*Direction*
Make an exact copy of each entry, leaving out every picture.

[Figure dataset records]
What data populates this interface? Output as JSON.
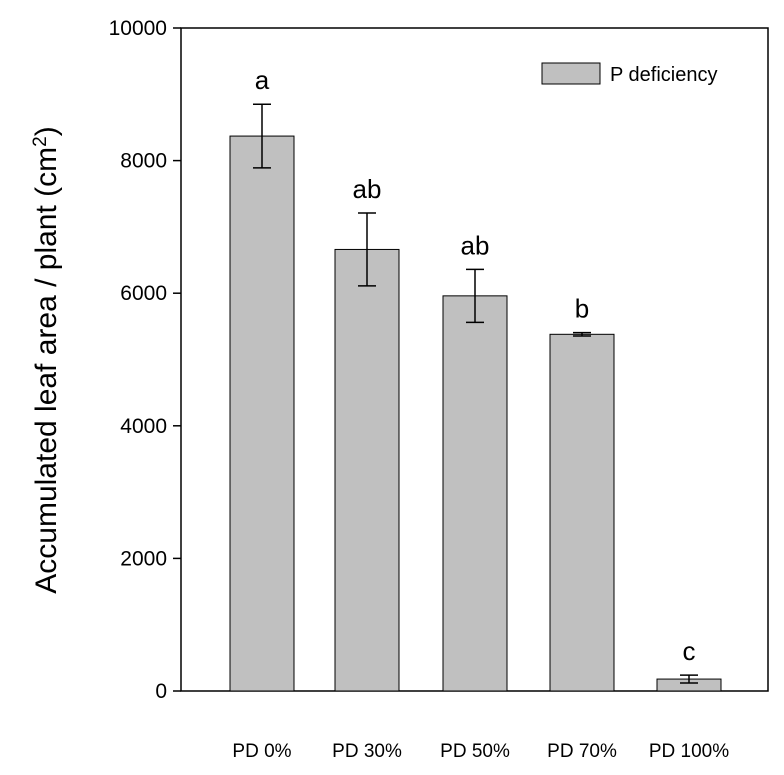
{
  "chart_data": {
    "type": "bar",
    "title": "",
    "xlabel": "",
    "ylabel_main": "Accumulated leaf area / plant (cm",
    "ylabel_sup": "2",
    "ylabel_close": ")",
    "ylim": [
      0,
      10000
    ],
    "yticks": [
      0,
      2000,
      4000,
      6000,
      8000,
      10000
    ],
    "ytick_labels": [
      "0",
      "2000",
      "4000",
      "6000",
      "8000",
      "10000"
    ],
    "grid": false,
    "legend_position": "top-right",
    "categories": [
      "PD 0%",
      "PD 30%",
      "PD 50%",
      "PD 70%",
      "PD 100%"
    ],
    "series": [
      {
        "name": "P deficiency",
        "color": "#c0c0c0",
        "values": [
          8370,
          6660,
          5960,
          5380,
          180
        ],
        "errors": [
          480,
          550,
          400,
          25,
          60
        ],
        "significance": [
          "a",
          "ab",
          "ab",
          "b",
          "c"
        ]
      }
    ]
  }
}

*Response below*
What data populates this interface? Output as JSON.
{
  "chart_data": {
    "type": "bar",
    "title": "",
    "xlabel": "",
    "ylabel_main": "Accumulated leaf area / plant (cm",
    "ylabel_sup": "2",
    "ylabel_close": ")",
    "ylim": [
      0,
      10000
    ],
    "yticks": [
      0,
      2000,
      4000,
      6000,
      8000,
      10000
    ],
    "ytick_labels": [
      "0",
      "2000",
      "4000",
      "6000",
      "8000",
      "10000"
    ],
    "grid": false,
    "legend_position": "top-right",
    "categories": [
      "PD 0%",
      "PD 30%",
      "PD 50%",
      "PD 70%",
      "PD 100%"
    ],
    "series": [
      {
        "name": "P deficiency",
        "color": "#c0c0c0",
        "values": [
          8370,
          6660,
          5960,
          5380,
          180
        ],
        "errors": [
          480,
          550,
          400,
          25,
          60
        ],
        "significance": [
          "a",
          "ab",
          "ab",
          "b",
          "c"
        ]
      }
    ]
  }
}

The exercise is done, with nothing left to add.